GOAL:
Set out the entries below as a numbered list, leaving out any blank lines.

___ MATERIAL ___

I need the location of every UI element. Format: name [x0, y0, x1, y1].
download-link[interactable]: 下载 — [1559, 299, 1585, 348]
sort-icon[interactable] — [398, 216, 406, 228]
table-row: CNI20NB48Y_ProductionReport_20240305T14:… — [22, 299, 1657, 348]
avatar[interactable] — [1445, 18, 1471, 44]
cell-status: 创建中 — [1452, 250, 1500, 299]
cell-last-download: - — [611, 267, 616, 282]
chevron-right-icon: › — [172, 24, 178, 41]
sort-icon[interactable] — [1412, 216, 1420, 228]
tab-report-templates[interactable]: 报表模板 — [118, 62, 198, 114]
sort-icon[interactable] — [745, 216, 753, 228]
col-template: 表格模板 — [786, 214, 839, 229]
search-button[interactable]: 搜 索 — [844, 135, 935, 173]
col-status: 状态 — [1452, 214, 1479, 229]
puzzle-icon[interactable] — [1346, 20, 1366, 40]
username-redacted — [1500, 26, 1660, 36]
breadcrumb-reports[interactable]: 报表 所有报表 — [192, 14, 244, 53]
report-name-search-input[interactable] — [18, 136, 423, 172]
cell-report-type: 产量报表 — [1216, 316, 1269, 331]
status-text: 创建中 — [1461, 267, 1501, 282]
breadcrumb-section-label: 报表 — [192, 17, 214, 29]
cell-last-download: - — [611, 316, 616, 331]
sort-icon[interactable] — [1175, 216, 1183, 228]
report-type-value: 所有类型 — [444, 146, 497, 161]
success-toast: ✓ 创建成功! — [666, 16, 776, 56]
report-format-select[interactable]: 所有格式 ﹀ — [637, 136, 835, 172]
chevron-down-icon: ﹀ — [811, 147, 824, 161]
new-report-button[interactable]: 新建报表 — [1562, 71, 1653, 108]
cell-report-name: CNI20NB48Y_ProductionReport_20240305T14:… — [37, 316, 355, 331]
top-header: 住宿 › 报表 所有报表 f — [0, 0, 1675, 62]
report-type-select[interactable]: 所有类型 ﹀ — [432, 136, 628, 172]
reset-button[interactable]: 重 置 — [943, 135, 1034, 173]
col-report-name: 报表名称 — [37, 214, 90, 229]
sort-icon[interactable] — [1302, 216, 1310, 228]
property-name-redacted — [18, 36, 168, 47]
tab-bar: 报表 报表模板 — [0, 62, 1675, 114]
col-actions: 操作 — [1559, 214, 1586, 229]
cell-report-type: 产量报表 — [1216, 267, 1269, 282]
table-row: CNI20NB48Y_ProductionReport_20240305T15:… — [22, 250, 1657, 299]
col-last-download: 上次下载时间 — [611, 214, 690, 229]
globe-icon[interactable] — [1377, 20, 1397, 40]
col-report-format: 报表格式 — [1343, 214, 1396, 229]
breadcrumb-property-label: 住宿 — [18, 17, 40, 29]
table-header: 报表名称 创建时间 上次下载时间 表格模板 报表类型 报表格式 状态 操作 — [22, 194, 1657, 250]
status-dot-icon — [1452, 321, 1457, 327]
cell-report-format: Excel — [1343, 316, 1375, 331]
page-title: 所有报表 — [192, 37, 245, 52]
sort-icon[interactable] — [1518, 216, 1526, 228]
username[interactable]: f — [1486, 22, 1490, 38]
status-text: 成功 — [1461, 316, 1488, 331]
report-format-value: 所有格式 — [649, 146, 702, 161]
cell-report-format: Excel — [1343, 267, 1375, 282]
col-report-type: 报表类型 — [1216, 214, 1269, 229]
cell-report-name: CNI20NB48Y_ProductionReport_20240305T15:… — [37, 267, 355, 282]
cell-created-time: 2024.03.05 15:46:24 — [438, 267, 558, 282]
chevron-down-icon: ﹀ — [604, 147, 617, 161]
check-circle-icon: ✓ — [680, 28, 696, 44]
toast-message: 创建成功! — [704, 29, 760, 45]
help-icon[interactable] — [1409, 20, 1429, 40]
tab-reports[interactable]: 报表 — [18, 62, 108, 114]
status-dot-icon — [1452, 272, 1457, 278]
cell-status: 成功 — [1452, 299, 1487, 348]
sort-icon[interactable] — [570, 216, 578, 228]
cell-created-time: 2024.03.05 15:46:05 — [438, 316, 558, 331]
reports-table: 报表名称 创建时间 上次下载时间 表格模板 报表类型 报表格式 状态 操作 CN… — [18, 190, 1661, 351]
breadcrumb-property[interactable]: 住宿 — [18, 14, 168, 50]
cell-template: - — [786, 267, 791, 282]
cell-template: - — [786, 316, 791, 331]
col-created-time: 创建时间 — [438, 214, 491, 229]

___

COMPLETED EXERCISE:
1. I need the location of every UI element. Format: name [x0, y0, x1, y1].
2. download-link[interactable]: 下载 — [1559, 299, 1585, 348]
3. sort-icon[interactable] — [398, 216, 406, 228]
4. table-row: CNI20NB48Y_ProductionReport_20240305T14:… — [22, 299, 1657, 348]
5. avatar[interactable] — [1445, 18, 1471, 44]
6. cell-status: 创建中 — [1452, 250, 1500, 299]
7. cell-last-download: - — [611, 267, 616, 282]
8. chevron-right-icon: › — [172, 24, 178, 41]
9. sort-icon[interactable] — [1412, 216, 1420, 228]
10. tab-report-templates[interactable]: 报表模板 — [118, 62, 198, 114]
11. sort-icon[interactable] — [745, 216, 753, 228]
12. col-template: 表格模板 — [786, 214, 839, 229]
13. search-button[interactable]: 搜 索 — [844, 135, 935, 173]
14. col-status: 状态 — [1452, 214, 1479, 229]
15. puzzle-icon[interactable] — [1346, 20, 1366, 40]
16. username-redacted — [1500, 26, 1660, 36]
17. breadcrumb-reports[interactable]: 报表 所有报表 — [192, 14, 244, 53]
18. report-name-search-input[interactable] — [18, 136, 423, 172]
19. cell-report-type: 产量报表 — [1216, 316, 1269, 331]
20. status-text: 创建中 — [1461, 267, 1501, 282]
21. breadcrumb-section-label: 报表 — [192, 17, 214, 29]
22. cell-last-download: - — [611, 316, 616, 331]
23. sort-icon[interactable] — [1175, 216, 1183, 228]
24. report-type-value: 所有类型 — [444, 146, 497, 161]
25. success-toast: ✓ 创建成功! — [666, 16, 776, 56]
26. report-format-select[interactable]: 所有格式 ﹀ — [637, 136, 835, 172]
27. chevron-down-icon: ﹀ — [811, 147, 824, 161]
28. new-report-button[interactable]: 新建报表 — [1562, 71, 1653, 108]
29. cell-report-name: CNI20NB48Y_ProductionReport_20240305T14:… — [37, 316, 355, 331]
30. top-header: 住宿 › 报表 所有报表 f — [0, 0, 1675, 62]
31. report-type-select[interactable]: 所有类型 ﹀ — [432, 136, 628, 172]
32. reset-button[interactable]: 重 置 — [943, 135, 1034, 173]
33. col-report-name: 报表名称 — [37, 214, 90, 229]
34. sort-icon[interactable] — [1302, 216, 1310, 228]
35. property-name-redacted — [18, 36, 168, 47]
36. tab-bar: 报表 报表模板 — [0, 62, 1675, 114]
37. col-actions: 操作 — [1559, 214, 1586, 229]
38. cell-report-type: 产量报表 — [1216, 267, 1269, 282]
39. table-row: CNI20NB48Y_ProductionReport_20240305T15:… — [22, 250, 1657, 299]
40. col-last-download: 上次下载时间 — [611, 214, 690, 229]
41. globe-icon[interactable] — [1377, 20, 1397, 40]
42. col-report-format: 报表格式 — [1343, 214, 1396, 229]
43. breadcrumb-property-label: 住宿 — [18, 17, 40, 29]
44. table-header: 报表名称 创建时间 上次下载时间 表格模板 报表类型 报表格式 状态 操作 — [22, 194, 1657, 250]
45. status-dot-icon — [1452, 321, 1457, 327]
46. cell-report-format: Excel — [1343, 316, 1375, 331]
47. page-title: 所有报表 — [192, 37, 245, 52]
48. sort-icon[interactable] — [1518, 216, 1526, 228]
49. username[interactable]: f — [1486, 22, 1490, 38]
50. status-text: 成功 — [1461, 316, 1488, 331]
51. report-format-value: 所有格式 — [649, 146, 702, 161]
52. cell-report-format: Excel — [1343, 267, 1375, 282]
53. col-report-type: 报表类型 — [1216, 214, 1269, 229]
54. cell-report-name: CNI20NB48Y_ProductionReport_20240305T15:… — [37, 267, 355, 282]
55. cell-created-time: 2024.03.05 15:46:24 — [438, 267, 558, 282]
56. chevron-down-icon: ﹀ — [604, 147, 617, 161]
57. check-circle-icon: ✓ — [680, 28, 696, 44]
58. toast-message: 创建成功! — [704, 29, 760, 45]
59. help-icon[interactable] — [1409, 20, 1429, 40]
60. tab-reports[interactable]: 报表 — [18, 62, 108, 114]
61. status-dot-icon — [1452, 272, 1457, 278]
62. cell-status: 成功 — [1452, 299, 1487, 348]
63. sort-icon[interactable] — [570, 216, 578, 228]
64. cell-created-time: 2024.03.05 15:46:05 — [438, 316, 558, 331]
65. reports-table: 报表名称 创建时间 上次下载时间 表格模板 报表类型 报表格式 状态 操作 CN… — [18, 190, 1661, 351]
66. breadcrumb-property[interactable]: 住宿 — [18, 14, 168, 50]
67. cell-template: - — [786, 267, 791, 282]
68. cell-template: - — [786, 316, 791, 331]
69. col-created-time: 创建时间 — [438, 214, 491, 229]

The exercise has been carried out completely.